> GIVEN INSTRUCTION:
Only lines holding the word "structured" should be copied from the material.

Stored data entries:
────────────────────────────────────────
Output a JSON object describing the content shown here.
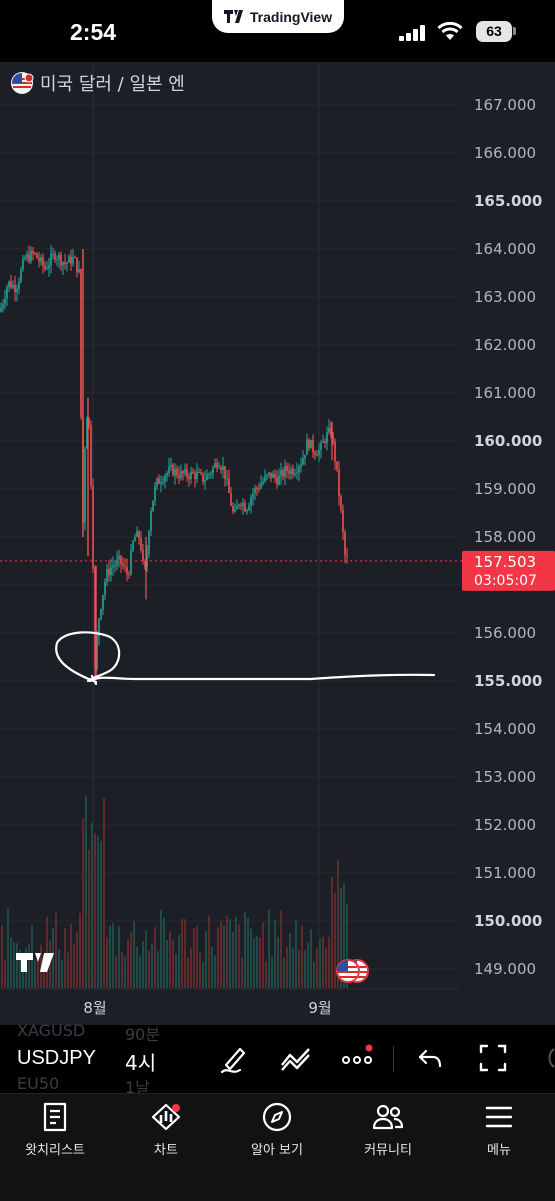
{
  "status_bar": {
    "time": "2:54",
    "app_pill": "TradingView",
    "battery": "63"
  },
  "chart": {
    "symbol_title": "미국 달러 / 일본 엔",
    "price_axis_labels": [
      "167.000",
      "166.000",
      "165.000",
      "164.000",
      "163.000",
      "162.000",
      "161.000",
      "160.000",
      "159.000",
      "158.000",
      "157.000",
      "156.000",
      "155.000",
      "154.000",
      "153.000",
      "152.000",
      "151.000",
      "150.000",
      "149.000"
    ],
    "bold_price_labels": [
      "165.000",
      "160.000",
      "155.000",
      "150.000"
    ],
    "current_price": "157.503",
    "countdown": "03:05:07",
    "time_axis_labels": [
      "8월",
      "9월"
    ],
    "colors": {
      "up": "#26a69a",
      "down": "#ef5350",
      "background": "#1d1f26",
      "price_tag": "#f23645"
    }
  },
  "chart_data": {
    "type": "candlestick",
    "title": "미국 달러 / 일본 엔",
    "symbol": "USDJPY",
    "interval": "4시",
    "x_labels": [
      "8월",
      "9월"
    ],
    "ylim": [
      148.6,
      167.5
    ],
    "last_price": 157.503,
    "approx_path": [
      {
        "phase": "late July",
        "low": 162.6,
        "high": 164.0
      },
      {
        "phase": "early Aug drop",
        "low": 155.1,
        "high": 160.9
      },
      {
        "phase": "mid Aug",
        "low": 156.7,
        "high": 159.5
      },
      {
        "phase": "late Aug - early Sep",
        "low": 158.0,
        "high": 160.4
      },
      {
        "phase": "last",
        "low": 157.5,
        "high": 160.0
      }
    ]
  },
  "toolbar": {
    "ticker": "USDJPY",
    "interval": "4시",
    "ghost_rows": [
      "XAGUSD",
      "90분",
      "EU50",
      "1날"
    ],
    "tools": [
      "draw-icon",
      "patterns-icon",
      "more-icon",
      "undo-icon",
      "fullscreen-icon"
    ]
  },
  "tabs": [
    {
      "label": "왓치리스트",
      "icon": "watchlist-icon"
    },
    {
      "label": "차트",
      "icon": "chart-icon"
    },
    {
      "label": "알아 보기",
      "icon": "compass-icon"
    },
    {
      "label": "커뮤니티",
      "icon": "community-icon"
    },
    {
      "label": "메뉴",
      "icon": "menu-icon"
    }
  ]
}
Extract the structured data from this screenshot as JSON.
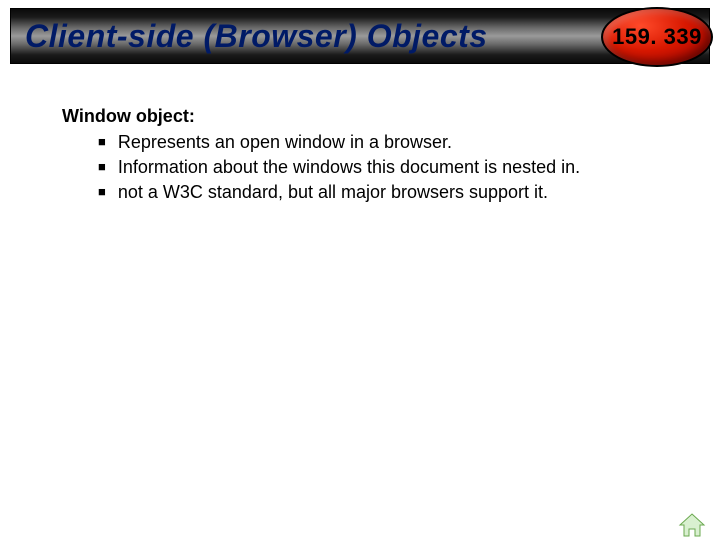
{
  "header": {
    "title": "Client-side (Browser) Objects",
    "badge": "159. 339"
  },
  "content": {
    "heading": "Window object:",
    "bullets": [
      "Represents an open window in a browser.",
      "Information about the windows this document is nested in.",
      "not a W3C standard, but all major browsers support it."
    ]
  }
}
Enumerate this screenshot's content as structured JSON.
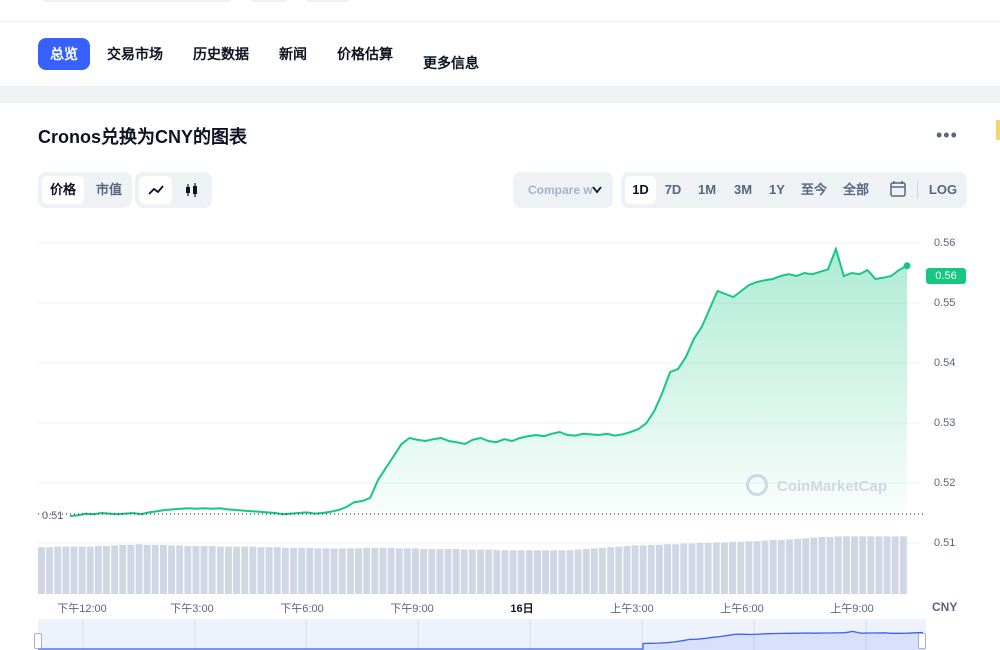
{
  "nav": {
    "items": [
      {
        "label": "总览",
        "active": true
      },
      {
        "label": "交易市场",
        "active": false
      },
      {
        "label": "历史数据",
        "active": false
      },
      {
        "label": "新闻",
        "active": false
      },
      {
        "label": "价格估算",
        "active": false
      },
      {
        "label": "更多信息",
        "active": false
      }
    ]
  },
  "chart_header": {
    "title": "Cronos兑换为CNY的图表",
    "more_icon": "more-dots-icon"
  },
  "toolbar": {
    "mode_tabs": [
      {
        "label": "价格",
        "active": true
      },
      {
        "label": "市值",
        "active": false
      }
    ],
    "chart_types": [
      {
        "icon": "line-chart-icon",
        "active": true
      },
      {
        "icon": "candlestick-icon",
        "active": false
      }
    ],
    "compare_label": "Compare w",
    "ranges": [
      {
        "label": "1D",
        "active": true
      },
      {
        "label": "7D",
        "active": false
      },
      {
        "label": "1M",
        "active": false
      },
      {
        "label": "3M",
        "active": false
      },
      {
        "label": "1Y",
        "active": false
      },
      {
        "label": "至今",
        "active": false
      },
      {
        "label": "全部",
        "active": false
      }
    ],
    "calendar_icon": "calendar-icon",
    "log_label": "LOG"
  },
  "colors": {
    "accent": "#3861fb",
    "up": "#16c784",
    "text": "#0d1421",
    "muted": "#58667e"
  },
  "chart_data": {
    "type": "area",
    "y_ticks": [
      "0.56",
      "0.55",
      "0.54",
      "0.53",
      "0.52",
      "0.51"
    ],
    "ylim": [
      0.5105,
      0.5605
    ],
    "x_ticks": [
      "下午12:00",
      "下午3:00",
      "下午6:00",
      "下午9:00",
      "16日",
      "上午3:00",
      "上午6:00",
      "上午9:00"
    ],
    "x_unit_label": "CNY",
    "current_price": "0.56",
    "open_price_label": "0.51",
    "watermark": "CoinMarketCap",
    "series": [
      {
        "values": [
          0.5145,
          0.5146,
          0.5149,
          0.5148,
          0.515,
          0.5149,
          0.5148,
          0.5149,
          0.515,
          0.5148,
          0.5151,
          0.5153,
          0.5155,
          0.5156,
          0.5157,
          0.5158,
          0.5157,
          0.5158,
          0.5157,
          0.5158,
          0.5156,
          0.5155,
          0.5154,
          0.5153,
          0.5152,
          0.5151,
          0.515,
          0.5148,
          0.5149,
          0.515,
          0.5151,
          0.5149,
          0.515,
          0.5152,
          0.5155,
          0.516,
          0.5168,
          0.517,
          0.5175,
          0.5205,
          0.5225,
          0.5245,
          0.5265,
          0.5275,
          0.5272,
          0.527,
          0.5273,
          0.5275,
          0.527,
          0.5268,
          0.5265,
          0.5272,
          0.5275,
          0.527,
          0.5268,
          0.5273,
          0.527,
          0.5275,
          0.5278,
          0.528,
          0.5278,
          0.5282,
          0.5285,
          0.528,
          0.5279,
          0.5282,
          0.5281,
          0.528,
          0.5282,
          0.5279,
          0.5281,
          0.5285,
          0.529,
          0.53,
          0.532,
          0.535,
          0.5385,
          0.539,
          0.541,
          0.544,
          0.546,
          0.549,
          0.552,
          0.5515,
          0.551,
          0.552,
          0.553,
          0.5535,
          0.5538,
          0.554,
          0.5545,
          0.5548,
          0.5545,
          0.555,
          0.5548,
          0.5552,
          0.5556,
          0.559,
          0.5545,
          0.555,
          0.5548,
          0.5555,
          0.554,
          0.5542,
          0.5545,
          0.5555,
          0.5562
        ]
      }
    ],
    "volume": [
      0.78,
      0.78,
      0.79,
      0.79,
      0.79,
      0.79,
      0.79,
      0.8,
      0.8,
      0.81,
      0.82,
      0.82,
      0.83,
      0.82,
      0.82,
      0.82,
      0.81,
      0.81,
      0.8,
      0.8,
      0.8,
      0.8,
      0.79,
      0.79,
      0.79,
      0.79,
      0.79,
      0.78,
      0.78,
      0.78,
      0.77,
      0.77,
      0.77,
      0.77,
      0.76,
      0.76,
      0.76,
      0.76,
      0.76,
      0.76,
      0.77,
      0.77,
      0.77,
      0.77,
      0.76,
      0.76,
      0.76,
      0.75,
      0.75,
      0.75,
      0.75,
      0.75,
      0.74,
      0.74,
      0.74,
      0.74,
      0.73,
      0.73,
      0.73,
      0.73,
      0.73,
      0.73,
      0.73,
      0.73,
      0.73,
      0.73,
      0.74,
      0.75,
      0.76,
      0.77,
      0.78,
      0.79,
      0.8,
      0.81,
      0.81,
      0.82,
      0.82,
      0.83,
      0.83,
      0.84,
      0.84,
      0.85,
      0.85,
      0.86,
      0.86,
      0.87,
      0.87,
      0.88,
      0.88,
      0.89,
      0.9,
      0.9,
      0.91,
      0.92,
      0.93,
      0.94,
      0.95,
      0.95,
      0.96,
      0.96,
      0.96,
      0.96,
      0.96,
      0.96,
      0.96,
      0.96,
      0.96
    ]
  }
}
────────────────────────────────────────
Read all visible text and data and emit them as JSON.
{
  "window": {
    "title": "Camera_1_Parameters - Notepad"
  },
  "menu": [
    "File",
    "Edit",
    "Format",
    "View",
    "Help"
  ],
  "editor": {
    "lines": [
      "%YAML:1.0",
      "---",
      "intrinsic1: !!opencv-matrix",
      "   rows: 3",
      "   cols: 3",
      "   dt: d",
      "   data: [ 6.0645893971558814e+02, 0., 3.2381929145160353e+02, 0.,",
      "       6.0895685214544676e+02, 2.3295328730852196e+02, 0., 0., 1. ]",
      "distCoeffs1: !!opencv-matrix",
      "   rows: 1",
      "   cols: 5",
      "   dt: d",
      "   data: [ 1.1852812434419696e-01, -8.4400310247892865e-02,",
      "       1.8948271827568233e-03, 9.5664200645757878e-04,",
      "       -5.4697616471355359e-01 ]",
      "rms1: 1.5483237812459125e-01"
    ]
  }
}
────────────────────────────────────────
> CORRECT ANSWER:
Extract the structured data from this screenshot as JSON.
Enumerate this screenshot's content as structured JSON.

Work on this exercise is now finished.